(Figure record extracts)
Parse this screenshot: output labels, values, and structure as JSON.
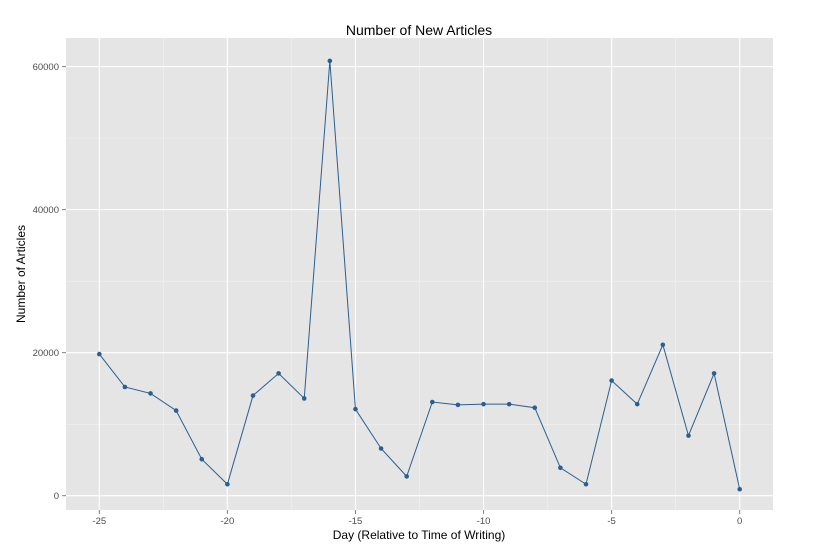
{
  "chart_data": {
    "type": "line",
    "title": "Number of New Articles",
    "xlabel": "Day (Relative to Time of Writing)",
    "ylabel": "Number of Articles",
    "xlim": [
      -26.3,
      1.3
    ],
    "ylim": [
      -2000,
      64000
    ],
    "x_ticks": [
      -25,
      -20,
      -15,
      -10,
      -5,
      0
    ],
    "x_tick_labels": [
      "-25",
      "-20",
      "-15",
      "-10",
      "-5",
      "0"
    ],
    "y_ticks": [
      0,
      20000,
      40000,
      60000
    ],
    "y_tick_labels": [
      "0",
      "20000",
      "40000",
      "60000"
    ],
    "grid": true,
    "legend": "none",
    "series": [
      {
        "color": "#2a5f8f",
        "x": [
          -25,
          -24,
          -23,
          -22,
          -21,
          -20,
          -19,
          -18,
          -17,
          -16,
          -15,
          -14,
          -13,
          -12,
          -11,
          -10,
          -9,
          -8,
          -7,
          -6,
          -5,
          -4,
          -3,
          -2,
          -1,
          0
        ],
        "y": [
          19800,
          15200,
          14300,
          11900,
          5100,
          1600,
          14000,
          17100,
          13600,
          60800,
          12100,
          6600,
          2700,
          13100,
          12700,
          12800,
          12800,
          12300,
          3900,
          1600,
          16100,
          12800,
          21100,
          8400,
          17100,
          900
        ]
      }
    ]
  }
}
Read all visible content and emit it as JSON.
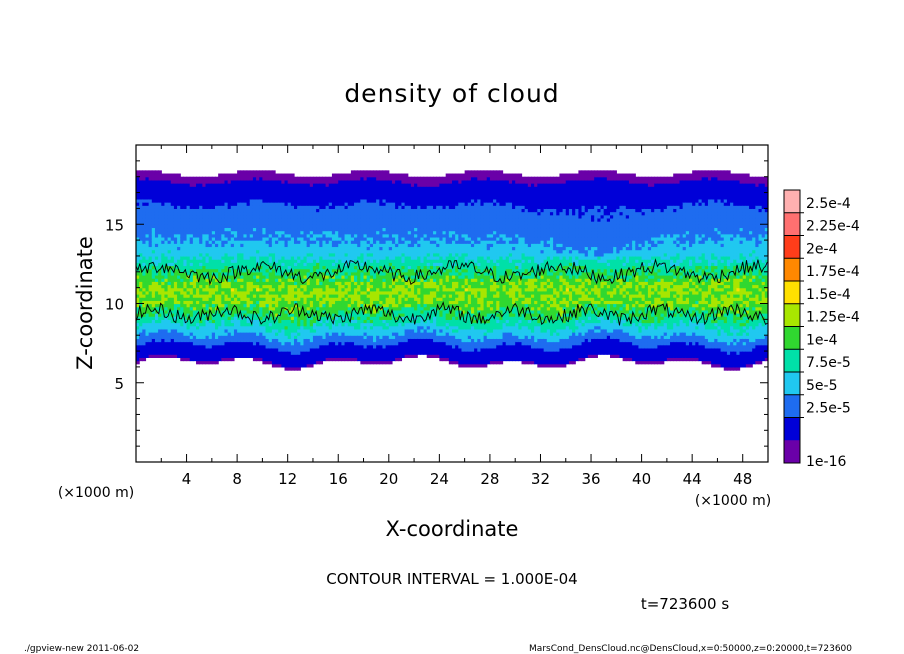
{
  "chart_data": {
    "type": "heatmap",
    "title": "density of cloud",
    "xlabel": "X-coordinate",
    "ylabel": "Z-coordinate",
    "x_unit": "(×1000 m)",
    "y_unit": "(×1000 m)",
    "xlim": [
      0,
      50
    ],
    "ylim": [
      0,
      20
    ],
    "x_ticks": [
      4,
      8,
      12,
      16,
      20,
      24,
      28,
      32,
      36,
      40,
      44,
      48
    ],
    "y_ticks": [
      5,
      10,
      15
    ],
    "colorbar": {
      "labels": [
        "2.5e-4",
        "2.25e-4",
        "2e-4",
        "1.75e-4",
        "1.5e-4",
        "1.25e-4",
        "1e-4",
        "7.5e-5",
        "5e-5",
        "2.5e-5",
        "1e-16"
      ],
      "colors": [
        "#ffb0b0",
        "#ff7070",
        "#ff3d1a",
        "#ff8800",
        "#ffe000",
        "#a8e600",
        "#30d830",
        "#00e0a8",
        "#20c8f0",
        "#1e6cf0",
        "#0000d8",
        "#6a00a8"
      ]
    },
    "contour_interval_text": "CONTOUR INTERVAL = 1.000E-04",
    "contour_level": 0.0001,
    "time_label": "t=723600 s",
    "cloud_profile": [
      {
        "z": 18.2,
        "value": 1e-16
      },
      {
        "z": 17.5,
        "value": 3e-06
      },
      {
        "z": 16.8,
        "value": 1.5e-05
      },
      {
        "z": 16.0,
        "value": 3e-05
      },
      {
        "z": 15.0,
        "value": 4e-05
      },
      {
        "z": 14.0,
        "value": 5e-05
      },
      {
        "z": 13.0,
        "value": 7e-05
      },
      {
        "z": 12.0,
        "value": 0.0001
      },
      {
        "z": 11.0,
        "value": 0.00013
      },
      {
        "z": 10.0,
        "value": 0.00012
      },
      {
        "z": 9.0,
        "value": 9e-05
      },
      {
        "z": 8.2,
        "value": 6e-05
      },
      {
        "z": 7.5,
        "value": 3e-05
      },
      {
        "z": 7.0,
        "value": 1e-05
      },
      {
        "z": 6.3,
        "value": 1e-16
      }
    ]
  },
  "footer": {
    "left": "./gpview-new   2011-06-02",
    "right": "MarsCond_DensCloud.nc@DensCloud,x=0:50000,z=0:20000,t=723600"
  }
}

» **Job**
Quote each line of the listing exactly, but leave the pictures out.

» **Final result**
Parse this screenshot: output labels, values, and structure as JSON.
{
  "chart_data": {
    "type": "line",
    "title": "Number of New Articles",
    "xlabel": "Day (Relative to Time of Writing)",
    "ylabel": "Number of Articles",
    "xlim": [
      -26.3,
      1.3
    ],
    "ylim": [
      -2000,
      64000
    ],
    "x_ticks": [
      -25,
      -20,
      -15,
      -10,
      -5,
      0
    ],
    "x_tick_labels": [
      "-25",
      "-20",
      "-15",
      "-10",
      "-5",
      "0"
    ],
    "y_ticks": [
      0,
      20000,
      40000,
      60000
    ],
    "y_tick_labels": [
      "0",
      "20000",
      "40000",
      "60000"
    ],
    "grid": true,
    "legend": "none",
    "series": [
      {
        "color": "#2a5f8f",
        "x": [
          -25,
          -24,
          -23,
          -22,
          -21,
          -20,
          -19,
          -18,
          -17,
          -16,
          -15,
          -14,
          -13,
          -12,
          -11,
          -10,
          -9,
          -8,
          -7,
          -6,
          -5,
          -4,
          -3,
          -2,
          -1,
          0
        ],
        "y": [
          19800,
          15200,
          14300,
          11900,
          5100,
          1600,
          14000,
          17100,
          13600,
          60800,
          12100,
          6600,
          2700,
          13100,
          12700,
          12800,
          12800,
          12300,
          3900,
          1600,
          16100,
          12800,
          21100,
          8400,
          17100,
          900
        ]
      }
    ]
  }
}
Read all visible content and emit it as JSON.
{
  "chart_data": {
    "type": "heatmap",
    "title": "density of cloud",
    "xlabel": "X-coordinate",
    "ylabel": "Z-coordinate",
    "x_unit": "(×1000 m)",
    "y_unit": "(×1000 m)",
    "xlim": [
      0,
      50
    ],
    "ylim": [
      0,
      20
    ],
    "x_ticks": [
      4,
      8,
      12,
      16,
      20,
      24,
      28,
      32,
      36,
      40,
      44,
      48
    ],
    "y_ticks": [
      5,
      10,
      15
    ],
    "colorbar": {
      "labels": [
        "2.5e-4",
        "2.25e-4",
        "2e-4",
        "1.75e-4",
        "1.5e-4",
        "1.25e-4",
        "1e-4",
        "7.5e-5",
        "5e-5",
        "2.5e-5",
        "1e-16"
      ],
      "colors": [
        "#ffb0b0",
        "#ff7070",
        "#ff3d1a",
        "#ff8800",
        "#ffe000",
        "#a8e600",
        "#30d830",
        "#00e0a8",
        "#20c8f0",
        "#1e6cf0",
        "#0000d8",
        "#6a00a8"
      ]
    },
    "contour_interval_text": "CONTOUR INTERVAL = 1.000E-04",
    "contour_level": 0.0001,
    "time_label": "t=723600 s",
    "cloud_profile": [
      {
        "z": 18.2,
        "value": 1e-16
      },
      {
        "z": 17.5,
        "value": 3e-06
      },
      {
        "z": 16.8,
        "value": 1.5e-05
      },
      {
        "z": 16.0,
        "value": 3e-05
      },
      {
        "z": 15.0,
        "value": 4e-05
      },
      {
        "z": 14.0,
        "value": 5e-05
      },
      {
        "z": 13.0,
        "value": 7e-05
      },
      {
        "z": 12.0,
        "value": 0.0001
      },
      {
        "z": 11.0,
        "value": 0.00013
      },
      {
        "z": 10.0,
        "value": 0.00012
      },
      {
        "z": 9.0,
        "value": 9e-05
      },
      {
        "z": 8.2,
        "value": 6e-05
      },
      {
        "z": 7.5,
        "value": 3e-05
      },
      {
        "z": 7.0,
        "value": 1e-05
      },
      {
        "z": 6.3,
        "value": 1e-16
      }
    ]
  },
  "footer": {
    "left": "./gpview-new   2011-06-02",
    "right": "MarsCond_DensCloud.nc@DensCloud,x=0:50000,z=0:20000,t=723600"
  }
}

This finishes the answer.